**GOAL OF THE EXERCISE:** Take the part of the material that opens with the line containing "Localize each UI" and closes with the line containing "- band-square: [1328, 1563, 1346, 1580]". Write those lines out again with "checkmark-icon" replaced by "tick-icon" and everything else left as it is.

▼

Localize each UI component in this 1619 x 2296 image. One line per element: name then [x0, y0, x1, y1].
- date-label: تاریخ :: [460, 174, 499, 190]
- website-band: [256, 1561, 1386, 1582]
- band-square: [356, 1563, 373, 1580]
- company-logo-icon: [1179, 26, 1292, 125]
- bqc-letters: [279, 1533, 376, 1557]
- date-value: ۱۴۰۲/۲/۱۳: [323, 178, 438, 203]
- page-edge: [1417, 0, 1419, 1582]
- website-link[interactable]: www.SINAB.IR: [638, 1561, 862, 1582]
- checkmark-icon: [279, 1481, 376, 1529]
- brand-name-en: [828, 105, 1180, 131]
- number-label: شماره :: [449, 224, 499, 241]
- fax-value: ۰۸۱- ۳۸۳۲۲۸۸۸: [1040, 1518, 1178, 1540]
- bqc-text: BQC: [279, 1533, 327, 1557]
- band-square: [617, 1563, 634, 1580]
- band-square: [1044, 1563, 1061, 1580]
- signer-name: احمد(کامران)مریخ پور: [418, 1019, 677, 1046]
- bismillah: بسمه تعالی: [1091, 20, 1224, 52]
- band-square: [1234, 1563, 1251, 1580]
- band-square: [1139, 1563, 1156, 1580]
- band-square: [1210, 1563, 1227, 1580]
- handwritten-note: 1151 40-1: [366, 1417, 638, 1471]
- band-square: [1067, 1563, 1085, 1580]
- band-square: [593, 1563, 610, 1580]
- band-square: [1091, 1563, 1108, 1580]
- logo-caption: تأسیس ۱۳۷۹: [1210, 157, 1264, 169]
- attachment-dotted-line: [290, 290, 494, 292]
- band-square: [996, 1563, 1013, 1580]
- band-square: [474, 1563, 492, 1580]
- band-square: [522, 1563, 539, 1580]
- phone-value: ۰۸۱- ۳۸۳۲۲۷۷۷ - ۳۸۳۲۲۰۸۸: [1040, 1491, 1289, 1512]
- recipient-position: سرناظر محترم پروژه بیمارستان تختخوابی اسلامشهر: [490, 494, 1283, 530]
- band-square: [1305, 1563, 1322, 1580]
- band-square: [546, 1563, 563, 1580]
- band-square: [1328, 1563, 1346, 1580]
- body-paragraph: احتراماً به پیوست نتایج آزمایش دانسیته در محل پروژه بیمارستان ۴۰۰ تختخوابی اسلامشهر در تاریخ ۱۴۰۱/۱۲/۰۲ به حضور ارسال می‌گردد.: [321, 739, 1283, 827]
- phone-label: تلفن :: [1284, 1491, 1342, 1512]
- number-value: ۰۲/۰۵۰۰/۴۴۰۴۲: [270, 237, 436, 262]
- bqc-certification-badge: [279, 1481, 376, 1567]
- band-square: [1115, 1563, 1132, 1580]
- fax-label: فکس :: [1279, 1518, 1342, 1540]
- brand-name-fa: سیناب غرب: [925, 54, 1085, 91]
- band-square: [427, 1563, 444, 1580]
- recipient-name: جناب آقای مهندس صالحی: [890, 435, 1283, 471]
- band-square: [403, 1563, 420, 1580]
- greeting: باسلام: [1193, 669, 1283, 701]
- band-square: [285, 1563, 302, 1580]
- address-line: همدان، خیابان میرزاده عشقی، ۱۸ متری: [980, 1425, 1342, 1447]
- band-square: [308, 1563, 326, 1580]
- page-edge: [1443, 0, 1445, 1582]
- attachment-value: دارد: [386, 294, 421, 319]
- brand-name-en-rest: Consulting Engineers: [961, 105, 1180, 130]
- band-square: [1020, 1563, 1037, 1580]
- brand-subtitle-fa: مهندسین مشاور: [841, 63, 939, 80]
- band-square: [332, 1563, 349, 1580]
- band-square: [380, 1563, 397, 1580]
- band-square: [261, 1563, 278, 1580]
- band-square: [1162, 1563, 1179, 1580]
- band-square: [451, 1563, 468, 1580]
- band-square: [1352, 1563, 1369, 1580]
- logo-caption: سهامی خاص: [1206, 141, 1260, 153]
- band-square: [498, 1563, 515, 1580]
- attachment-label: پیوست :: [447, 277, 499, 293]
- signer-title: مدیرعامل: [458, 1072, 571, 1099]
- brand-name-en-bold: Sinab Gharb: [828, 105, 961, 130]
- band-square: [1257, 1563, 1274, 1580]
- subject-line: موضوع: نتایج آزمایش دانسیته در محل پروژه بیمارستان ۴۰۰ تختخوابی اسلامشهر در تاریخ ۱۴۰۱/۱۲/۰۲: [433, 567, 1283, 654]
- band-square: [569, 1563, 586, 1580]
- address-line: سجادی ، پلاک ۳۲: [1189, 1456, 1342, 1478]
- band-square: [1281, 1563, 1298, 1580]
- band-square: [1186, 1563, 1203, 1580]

▲
▼

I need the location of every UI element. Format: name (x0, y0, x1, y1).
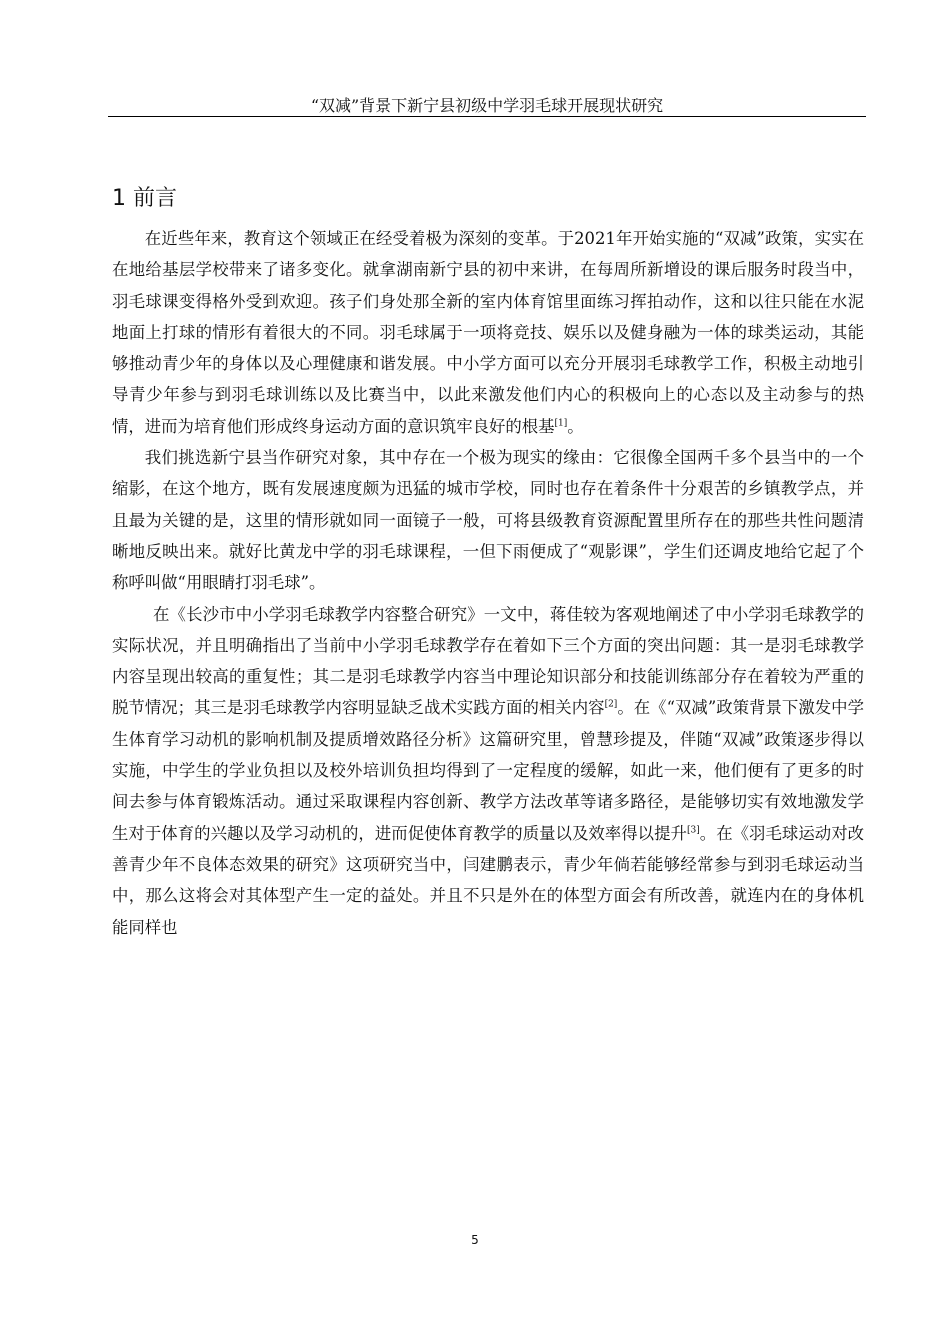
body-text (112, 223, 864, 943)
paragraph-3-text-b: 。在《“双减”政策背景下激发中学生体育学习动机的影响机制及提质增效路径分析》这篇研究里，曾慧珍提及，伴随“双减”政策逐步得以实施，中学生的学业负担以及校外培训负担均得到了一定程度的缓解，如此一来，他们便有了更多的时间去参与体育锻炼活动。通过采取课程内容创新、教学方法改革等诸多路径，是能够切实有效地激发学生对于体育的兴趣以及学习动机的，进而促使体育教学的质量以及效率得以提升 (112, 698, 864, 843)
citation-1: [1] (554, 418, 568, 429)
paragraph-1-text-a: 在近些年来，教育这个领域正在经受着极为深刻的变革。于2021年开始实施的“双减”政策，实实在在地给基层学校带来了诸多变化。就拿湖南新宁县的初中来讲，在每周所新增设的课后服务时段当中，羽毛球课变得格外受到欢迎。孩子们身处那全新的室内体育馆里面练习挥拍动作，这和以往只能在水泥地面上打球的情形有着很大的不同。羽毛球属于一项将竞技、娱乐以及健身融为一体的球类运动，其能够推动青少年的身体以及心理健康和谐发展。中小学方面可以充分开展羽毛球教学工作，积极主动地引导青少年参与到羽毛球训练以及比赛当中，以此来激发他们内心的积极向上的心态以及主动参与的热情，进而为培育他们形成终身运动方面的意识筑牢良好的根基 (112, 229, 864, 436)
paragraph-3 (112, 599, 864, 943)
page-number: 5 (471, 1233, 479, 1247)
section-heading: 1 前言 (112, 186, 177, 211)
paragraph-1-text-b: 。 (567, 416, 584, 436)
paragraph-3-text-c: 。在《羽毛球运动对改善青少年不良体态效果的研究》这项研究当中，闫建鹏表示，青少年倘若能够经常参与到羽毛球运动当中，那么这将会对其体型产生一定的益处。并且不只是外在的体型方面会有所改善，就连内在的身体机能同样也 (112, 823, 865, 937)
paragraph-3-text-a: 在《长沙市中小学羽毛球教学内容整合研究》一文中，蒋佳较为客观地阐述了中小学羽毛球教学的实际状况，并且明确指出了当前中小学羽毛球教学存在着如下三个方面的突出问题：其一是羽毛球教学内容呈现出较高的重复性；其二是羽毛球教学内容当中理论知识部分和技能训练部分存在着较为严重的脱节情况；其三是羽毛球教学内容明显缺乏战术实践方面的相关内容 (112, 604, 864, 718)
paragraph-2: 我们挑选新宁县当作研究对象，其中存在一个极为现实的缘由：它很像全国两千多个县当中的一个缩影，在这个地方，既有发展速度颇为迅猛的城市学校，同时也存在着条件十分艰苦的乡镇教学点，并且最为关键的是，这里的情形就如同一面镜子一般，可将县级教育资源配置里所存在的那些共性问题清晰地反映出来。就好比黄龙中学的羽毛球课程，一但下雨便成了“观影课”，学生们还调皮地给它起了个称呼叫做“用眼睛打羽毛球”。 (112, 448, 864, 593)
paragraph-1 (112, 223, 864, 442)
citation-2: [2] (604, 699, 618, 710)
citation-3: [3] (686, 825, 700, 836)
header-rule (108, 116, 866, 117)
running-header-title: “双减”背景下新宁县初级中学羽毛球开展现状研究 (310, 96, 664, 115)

▲
▼

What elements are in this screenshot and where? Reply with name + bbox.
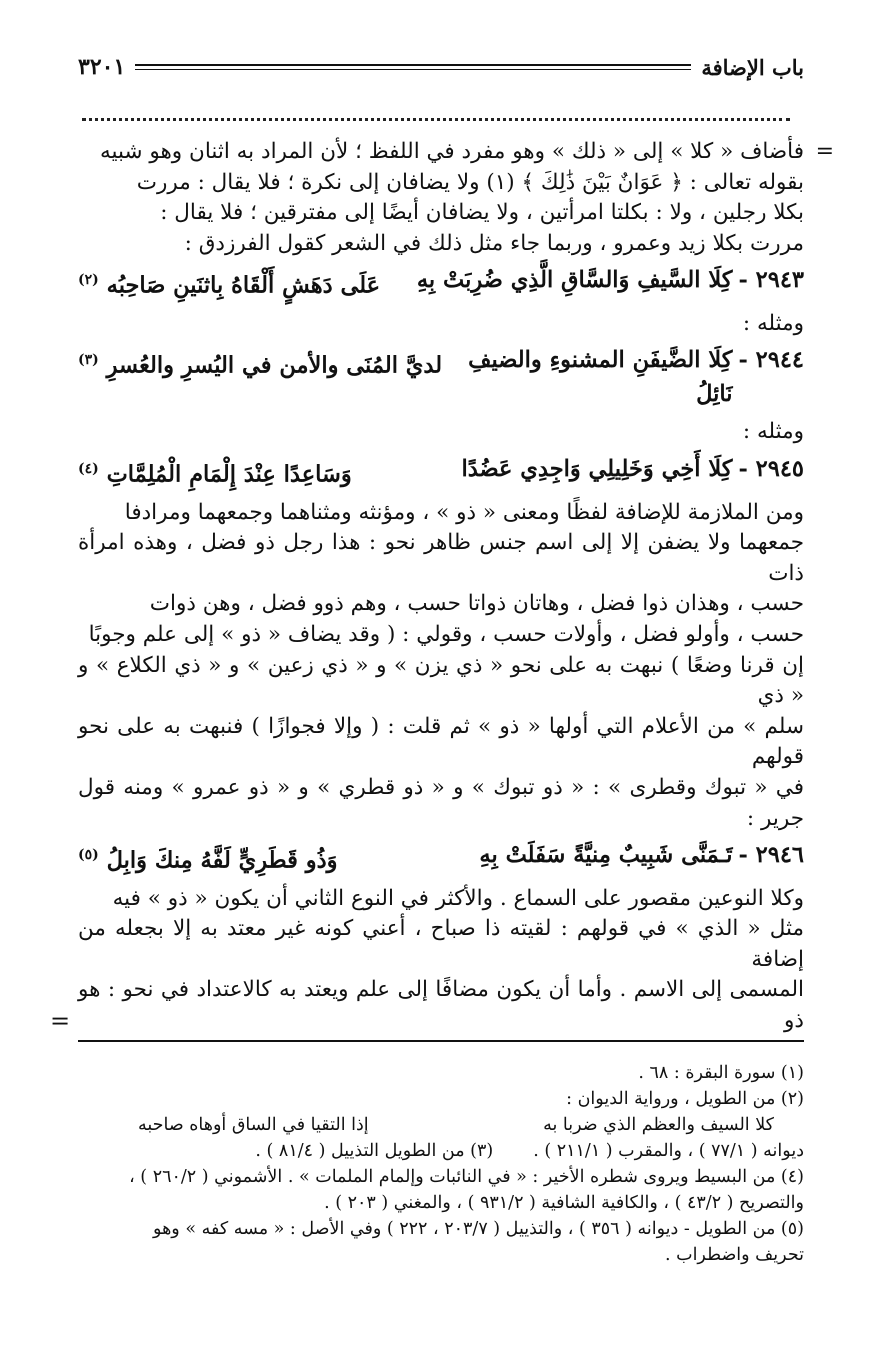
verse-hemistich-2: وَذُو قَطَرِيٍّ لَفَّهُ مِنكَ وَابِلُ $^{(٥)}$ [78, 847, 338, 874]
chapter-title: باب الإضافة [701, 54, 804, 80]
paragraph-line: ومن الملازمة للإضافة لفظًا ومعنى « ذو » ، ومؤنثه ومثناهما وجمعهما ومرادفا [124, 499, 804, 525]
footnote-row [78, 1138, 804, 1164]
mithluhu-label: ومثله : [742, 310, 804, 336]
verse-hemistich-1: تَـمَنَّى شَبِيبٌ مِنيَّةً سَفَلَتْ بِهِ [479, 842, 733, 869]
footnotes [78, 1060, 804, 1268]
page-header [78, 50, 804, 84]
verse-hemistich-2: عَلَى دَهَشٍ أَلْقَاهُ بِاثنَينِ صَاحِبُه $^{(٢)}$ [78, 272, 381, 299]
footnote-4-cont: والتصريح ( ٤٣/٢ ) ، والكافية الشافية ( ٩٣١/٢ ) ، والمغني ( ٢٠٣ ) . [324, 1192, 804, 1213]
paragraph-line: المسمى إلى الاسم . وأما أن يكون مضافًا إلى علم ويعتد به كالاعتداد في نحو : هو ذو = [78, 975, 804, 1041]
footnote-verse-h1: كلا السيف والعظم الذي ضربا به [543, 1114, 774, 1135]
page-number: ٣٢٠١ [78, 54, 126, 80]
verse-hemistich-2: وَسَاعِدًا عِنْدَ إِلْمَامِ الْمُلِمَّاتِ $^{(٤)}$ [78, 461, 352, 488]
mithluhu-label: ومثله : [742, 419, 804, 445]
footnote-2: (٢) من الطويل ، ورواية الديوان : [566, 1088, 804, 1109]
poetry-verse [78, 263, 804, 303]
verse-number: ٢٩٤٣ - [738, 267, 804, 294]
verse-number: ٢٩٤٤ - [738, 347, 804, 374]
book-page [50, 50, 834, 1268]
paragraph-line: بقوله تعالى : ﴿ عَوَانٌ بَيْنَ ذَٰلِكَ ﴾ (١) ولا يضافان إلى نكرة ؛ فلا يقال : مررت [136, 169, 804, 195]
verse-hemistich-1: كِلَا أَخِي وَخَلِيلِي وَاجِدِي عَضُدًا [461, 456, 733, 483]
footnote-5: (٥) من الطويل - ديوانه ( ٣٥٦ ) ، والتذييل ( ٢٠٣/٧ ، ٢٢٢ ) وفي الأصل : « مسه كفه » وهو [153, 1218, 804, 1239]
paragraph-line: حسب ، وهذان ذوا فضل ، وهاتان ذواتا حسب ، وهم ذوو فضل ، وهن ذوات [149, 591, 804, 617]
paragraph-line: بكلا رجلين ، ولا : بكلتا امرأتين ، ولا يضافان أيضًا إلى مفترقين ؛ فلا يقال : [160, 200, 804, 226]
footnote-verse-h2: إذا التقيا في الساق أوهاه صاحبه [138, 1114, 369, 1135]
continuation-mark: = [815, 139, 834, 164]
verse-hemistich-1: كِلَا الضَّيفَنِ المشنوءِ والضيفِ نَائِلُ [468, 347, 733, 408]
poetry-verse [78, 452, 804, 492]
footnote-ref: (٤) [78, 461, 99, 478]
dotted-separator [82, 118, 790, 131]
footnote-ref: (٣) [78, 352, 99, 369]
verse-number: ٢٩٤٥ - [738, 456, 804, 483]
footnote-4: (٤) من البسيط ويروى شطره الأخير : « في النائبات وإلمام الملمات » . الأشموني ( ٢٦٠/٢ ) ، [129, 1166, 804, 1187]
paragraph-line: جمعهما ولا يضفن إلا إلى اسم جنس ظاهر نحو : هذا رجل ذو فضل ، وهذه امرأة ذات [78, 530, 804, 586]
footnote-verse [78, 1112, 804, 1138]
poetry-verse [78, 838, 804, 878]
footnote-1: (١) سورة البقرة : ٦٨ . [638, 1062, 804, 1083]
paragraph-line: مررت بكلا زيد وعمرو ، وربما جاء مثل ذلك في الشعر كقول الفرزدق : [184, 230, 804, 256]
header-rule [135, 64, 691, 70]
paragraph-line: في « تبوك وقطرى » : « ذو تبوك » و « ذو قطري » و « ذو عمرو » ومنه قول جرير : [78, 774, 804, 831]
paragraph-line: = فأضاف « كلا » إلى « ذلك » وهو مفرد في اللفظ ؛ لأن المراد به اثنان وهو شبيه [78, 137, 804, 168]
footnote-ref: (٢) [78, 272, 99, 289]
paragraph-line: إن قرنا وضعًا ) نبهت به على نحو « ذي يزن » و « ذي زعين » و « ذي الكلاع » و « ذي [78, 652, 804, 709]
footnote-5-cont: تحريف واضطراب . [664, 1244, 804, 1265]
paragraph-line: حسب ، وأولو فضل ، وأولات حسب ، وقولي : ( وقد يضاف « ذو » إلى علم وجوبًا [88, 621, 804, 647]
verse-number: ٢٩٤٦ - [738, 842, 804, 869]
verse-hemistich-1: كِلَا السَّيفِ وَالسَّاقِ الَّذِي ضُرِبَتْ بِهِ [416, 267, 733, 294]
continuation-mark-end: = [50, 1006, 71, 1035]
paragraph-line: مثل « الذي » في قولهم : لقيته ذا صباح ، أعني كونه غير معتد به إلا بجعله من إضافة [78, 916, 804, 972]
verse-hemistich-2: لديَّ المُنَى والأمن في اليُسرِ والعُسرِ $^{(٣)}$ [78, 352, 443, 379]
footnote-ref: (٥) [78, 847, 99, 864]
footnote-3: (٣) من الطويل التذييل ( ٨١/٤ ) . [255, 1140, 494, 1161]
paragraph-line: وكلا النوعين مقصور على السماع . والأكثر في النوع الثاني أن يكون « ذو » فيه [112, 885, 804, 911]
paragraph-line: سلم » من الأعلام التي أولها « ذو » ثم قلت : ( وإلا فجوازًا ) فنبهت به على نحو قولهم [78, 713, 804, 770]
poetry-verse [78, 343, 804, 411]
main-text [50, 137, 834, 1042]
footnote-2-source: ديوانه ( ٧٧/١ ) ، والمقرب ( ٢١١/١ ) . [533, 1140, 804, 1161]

▲

**THE REPLY:**
Localize each UI component in this 1619 x 2296 image. One line per element: name then [x0, y0, x1, y1].
- date-label: تاریخ :: [460, 174, 499, 190]
- website-band: [256, 1561, 1386, 1582]
- band-square: [356, 1563, 373, 1580]
- company-logo-icon: [1179, 26, 1292, 125]
- bqc-letters: [279, 1533, 376, 1557]
- date-value: ۱۴۰۲/۲/۱۳: [323, 178, 438, 203]
- page-edge: [1417, 0, 1419, 1582]
- website-link[interactable]: www.SINAB.IR: [638, 1561, 862, 1582]
- tick-icon: [279, 1481, 376, 1529]
- brand-name-en: [828, 105, 1180, 131]
- number-label: شماره :: [449, 224, 499, 241]
- fax-value: ۰۸۱- ۳۸۳۲۲۸۸۸: [1040, 1518, 1178, 1540]
- bqc-text: BQC: [279, 1533, 327, 1557]
- band-square: [617, 1563, 634, 1580]
- band-square: [1044, 1563, 1061, 1580]
- signer-name: احمد(کامران)مریخ پور: [418, 1019, 677, 1046]
- bismillah: بسمه تعالی: [1091, 20, 1224, 52]
- band-square: [1234, 1563, 1251, 1580]
- band-square: [1139, 1563, 1156, 1580]
- band-square: [1210, 1563, 1227, 1580]
- handwritten-note: 1151 40-1: [366, 1417, 638, 1471]
- band-square: [1067, 1563, 1085, 1580]
- band-square: [593, 1563, 610, 1580]
- band-square: [1091, 1563, 1108, 1580]
- logo-caption: تأسیس ۱۳۷۹: [1210, 157, 1264, 169]
- attachment-dotted-line: [290, 290, 494, 292]
- band-square: [996, 1563, 1013, 1580]
- band-square: [474, 1563, 492, 1580]
- band-square: [522, 1563, 539, 1580]
- phone-value: ۰۸۱- ۳۸۳۲۲۷۷۷ - ۳۸۳۲۲۰۸۸: [1040, 1491, 1289, 1512]
- recipient-position: سرناظر محترم پروژه بیمارستان تختخوابی اسلامشهر: [490, 494, 1283, 530]
- band-square: [1305, 1563, 1322, 1580]
- band-square: [546, 1563, 563, 1580]
- band-square: [1328, 1563, 1346, 1580]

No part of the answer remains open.